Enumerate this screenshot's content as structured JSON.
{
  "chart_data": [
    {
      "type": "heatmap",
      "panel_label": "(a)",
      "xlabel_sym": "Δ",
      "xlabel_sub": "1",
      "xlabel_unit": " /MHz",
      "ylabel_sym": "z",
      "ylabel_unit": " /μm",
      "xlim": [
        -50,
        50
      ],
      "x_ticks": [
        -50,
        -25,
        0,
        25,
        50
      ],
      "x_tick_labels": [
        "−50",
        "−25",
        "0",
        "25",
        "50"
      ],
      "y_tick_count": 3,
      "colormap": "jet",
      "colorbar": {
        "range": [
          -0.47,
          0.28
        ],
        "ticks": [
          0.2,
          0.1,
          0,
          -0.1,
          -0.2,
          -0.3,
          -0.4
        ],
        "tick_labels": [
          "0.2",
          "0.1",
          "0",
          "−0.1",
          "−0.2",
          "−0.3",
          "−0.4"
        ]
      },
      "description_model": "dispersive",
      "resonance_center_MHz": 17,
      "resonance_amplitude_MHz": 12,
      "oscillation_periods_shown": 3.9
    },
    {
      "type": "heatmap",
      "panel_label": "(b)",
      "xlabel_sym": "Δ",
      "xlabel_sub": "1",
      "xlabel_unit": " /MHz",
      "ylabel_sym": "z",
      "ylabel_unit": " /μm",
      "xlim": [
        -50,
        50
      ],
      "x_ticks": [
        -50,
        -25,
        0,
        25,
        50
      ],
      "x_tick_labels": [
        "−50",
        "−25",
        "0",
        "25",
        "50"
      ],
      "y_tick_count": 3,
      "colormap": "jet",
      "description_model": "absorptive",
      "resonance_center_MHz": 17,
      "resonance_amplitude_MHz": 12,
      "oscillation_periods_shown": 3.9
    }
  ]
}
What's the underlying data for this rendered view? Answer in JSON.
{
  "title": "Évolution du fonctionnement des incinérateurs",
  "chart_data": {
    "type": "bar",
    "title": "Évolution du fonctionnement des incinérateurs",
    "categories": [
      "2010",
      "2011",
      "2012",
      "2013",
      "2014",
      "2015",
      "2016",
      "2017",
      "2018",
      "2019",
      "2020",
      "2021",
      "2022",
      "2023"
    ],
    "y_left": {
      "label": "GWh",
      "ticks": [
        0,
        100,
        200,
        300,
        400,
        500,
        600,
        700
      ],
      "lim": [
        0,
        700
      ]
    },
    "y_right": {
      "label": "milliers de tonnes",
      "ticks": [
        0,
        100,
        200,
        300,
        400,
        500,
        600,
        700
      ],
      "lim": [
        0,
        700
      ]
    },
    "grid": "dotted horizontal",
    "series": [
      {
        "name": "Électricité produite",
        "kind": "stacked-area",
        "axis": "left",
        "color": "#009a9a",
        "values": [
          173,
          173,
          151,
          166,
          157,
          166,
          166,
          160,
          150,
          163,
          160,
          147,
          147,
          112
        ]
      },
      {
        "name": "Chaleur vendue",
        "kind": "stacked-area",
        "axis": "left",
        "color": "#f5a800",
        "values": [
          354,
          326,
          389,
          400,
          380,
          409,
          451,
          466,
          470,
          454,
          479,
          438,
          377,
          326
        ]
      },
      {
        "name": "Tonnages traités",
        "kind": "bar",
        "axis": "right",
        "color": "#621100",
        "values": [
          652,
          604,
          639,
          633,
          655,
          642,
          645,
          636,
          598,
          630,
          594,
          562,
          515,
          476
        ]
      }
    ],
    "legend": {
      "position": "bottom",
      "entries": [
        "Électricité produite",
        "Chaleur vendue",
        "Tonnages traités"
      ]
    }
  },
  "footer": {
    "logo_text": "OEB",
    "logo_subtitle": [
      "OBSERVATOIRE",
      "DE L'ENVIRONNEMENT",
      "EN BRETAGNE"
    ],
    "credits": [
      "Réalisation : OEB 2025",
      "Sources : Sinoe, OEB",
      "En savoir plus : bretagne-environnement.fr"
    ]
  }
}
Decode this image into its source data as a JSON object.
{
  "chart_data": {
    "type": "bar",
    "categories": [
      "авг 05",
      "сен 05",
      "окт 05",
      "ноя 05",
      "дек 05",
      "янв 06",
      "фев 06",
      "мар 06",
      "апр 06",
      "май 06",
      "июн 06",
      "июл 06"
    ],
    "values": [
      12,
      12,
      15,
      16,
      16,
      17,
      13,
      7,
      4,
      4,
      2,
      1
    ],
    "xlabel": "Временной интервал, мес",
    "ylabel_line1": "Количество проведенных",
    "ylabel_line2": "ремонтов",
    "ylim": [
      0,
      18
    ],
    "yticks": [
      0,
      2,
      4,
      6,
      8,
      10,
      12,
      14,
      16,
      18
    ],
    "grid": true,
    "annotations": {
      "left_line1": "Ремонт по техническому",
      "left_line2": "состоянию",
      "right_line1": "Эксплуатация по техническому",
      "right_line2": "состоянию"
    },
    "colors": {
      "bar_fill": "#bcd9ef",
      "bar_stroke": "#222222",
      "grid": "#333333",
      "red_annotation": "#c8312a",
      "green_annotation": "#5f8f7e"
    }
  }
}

========================================================================

Go through the material and select each line with the string "incinérateurs" in it.

  "title": "Évolution du fonctionnement des incinérateurs",
    "title": "Évolution du fonctionnement des incinérateurs",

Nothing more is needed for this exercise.